- PROBLEM DETAILS -
Pull out every line in the listing that contains the string "colorbar" and copy each of those lines unchanged.

• • • •

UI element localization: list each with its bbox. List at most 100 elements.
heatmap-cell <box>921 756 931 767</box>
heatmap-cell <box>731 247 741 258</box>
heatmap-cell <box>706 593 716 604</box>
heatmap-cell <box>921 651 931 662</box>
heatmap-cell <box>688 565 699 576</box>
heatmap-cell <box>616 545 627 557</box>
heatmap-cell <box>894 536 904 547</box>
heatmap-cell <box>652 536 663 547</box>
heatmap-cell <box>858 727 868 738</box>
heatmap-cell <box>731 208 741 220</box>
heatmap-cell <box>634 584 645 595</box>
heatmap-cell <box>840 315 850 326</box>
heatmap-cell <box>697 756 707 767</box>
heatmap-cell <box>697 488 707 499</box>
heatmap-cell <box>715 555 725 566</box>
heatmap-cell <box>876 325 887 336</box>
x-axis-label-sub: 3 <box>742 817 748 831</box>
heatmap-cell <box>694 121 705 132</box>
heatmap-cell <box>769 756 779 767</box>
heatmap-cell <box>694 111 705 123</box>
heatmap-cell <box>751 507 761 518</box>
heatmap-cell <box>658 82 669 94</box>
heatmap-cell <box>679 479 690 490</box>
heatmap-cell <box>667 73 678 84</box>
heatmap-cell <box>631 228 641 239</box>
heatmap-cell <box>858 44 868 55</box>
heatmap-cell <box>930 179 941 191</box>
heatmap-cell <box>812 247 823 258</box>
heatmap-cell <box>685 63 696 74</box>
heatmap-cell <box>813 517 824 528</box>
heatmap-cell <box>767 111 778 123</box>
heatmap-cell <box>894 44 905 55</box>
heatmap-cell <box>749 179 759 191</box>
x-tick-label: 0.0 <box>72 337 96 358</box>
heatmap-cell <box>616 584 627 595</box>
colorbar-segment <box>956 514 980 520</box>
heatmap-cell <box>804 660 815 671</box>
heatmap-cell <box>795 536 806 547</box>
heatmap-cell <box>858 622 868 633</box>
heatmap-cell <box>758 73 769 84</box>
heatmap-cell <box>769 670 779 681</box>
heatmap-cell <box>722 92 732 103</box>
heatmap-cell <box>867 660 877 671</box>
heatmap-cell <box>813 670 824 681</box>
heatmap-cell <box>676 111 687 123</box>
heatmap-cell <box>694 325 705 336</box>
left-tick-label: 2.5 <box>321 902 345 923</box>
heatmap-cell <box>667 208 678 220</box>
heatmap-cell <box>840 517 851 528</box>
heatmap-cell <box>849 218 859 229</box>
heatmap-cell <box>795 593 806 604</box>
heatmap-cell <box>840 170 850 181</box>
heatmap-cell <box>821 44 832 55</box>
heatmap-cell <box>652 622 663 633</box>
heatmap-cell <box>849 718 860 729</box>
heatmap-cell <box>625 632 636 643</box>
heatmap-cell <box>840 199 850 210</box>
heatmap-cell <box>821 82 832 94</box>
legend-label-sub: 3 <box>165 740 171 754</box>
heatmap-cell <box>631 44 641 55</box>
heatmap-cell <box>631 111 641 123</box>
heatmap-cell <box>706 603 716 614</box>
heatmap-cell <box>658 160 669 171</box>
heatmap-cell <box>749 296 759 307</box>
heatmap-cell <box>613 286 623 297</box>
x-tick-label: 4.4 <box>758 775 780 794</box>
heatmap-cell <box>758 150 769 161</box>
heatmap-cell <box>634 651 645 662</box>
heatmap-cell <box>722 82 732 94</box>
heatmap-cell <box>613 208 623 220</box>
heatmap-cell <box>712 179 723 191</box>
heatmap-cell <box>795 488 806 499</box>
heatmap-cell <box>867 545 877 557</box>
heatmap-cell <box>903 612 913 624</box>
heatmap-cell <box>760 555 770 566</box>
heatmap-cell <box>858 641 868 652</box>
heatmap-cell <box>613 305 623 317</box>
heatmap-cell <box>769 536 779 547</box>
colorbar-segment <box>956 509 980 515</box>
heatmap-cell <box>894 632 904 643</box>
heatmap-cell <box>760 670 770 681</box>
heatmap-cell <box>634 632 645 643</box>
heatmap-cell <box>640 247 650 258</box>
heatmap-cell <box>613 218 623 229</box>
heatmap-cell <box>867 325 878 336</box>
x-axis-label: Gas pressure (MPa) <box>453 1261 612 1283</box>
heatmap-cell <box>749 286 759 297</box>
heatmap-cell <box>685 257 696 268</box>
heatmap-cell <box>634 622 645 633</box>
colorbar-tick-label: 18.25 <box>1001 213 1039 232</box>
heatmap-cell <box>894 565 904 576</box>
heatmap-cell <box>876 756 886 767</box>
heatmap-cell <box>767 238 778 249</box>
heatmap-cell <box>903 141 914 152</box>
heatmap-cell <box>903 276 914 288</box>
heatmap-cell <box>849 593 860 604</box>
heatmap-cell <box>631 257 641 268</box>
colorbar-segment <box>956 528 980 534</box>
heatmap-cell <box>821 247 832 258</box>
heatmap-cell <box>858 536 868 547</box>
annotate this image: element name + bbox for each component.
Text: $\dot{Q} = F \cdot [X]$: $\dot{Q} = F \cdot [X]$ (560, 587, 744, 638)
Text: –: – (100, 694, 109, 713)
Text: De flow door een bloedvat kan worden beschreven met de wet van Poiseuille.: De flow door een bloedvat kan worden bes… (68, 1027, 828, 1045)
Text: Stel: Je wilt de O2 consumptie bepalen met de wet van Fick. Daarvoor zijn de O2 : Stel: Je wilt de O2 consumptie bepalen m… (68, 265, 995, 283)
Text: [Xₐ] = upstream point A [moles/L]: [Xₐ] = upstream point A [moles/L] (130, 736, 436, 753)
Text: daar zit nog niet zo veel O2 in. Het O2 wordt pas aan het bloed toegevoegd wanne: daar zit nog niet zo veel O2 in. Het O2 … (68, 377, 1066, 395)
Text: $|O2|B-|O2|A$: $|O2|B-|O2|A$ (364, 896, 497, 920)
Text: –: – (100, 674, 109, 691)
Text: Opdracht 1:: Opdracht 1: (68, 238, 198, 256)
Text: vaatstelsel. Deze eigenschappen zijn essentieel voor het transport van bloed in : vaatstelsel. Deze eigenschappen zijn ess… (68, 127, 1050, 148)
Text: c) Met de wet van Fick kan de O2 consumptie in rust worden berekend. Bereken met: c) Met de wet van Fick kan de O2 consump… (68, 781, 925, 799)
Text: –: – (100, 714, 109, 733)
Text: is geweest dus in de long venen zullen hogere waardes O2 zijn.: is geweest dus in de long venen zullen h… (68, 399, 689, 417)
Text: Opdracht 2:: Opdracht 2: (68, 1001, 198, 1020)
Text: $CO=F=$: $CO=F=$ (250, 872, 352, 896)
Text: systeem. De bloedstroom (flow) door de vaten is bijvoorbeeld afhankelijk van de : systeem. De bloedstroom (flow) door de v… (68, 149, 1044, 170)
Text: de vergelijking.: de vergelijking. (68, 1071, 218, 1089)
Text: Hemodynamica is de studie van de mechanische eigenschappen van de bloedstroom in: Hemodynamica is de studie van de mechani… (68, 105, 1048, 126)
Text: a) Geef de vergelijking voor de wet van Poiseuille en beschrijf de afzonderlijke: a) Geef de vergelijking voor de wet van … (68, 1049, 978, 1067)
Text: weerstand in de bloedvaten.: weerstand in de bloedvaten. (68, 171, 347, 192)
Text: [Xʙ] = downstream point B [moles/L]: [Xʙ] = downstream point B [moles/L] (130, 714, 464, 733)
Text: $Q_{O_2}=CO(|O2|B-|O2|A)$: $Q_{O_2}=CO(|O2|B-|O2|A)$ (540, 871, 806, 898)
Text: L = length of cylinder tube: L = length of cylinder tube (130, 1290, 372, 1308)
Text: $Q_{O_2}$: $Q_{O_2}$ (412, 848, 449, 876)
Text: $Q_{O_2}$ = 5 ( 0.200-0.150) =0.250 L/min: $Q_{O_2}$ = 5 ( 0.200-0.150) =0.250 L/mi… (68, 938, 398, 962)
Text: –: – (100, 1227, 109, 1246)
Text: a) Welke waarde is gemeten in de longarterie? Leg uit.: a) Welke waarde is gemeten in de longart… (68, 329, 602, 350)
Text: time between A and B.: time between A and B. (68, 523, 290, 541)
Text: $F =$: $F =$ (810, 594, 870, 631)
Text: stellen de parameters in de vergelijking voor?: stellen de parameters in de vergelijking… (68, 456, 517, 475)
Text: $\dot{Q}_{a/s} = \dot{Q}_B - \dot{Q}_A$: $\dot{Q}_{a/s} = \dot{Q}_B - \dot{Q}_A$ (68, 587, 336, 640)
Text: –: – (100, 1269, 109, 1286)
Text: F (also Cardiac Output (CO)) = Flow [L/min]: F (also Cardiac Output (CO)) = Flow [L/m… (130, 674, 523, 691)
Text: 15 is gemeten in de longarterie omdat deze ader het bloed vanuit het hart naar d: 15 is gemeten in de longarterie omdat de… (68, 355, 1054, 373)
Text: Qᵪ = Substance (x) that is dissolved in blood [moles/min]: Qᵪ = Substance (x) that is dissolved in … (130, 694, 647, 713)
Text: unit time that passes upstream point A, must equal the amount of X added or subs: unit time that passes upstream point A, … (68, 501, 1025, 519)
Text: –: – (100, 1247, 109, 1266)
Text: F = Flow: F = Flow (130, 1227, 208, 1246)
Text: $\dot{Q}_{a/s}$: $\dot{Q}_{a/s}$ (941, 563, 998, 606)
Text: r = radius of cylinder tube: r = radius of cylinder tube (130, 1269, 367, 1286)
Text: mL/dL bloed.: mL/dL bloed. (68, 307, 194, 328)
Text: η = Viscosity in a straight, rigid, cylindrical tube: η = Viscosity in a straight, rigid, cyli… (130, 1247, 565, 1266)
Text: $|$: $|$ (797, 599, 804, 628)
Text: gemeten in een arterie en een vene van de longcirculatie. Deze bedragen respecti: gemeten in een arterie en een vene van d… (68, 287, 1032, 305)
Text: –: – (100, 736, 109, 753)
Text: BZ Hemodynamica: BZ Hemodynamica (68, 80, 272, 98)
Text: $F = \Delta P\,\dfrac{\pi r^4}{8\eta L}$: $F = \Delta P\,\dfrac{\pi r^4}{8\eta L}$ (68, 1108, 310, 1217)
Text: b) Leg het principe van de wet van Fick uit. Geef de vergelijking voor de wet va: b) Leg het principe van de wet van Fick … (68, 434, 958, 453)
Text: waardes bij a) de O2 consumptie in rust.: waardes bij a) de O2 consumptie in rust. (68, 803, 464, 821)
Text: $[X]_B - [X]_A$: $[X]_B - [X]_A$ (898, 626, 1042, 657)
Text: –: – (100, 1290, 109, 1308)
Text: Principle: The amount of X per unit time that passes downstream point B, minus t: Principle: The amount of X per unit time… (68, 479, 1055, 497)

• • • •

- FINAL ANSWER -
colorbar-segment <box>956 514 980 520</box>
colorbar-segment <box>956 509 980 515</box>
colorbar-tick-label: 18.25 <box>1001 213 1039 232</box>
colorbar-segment <box>956 528 980 534</box>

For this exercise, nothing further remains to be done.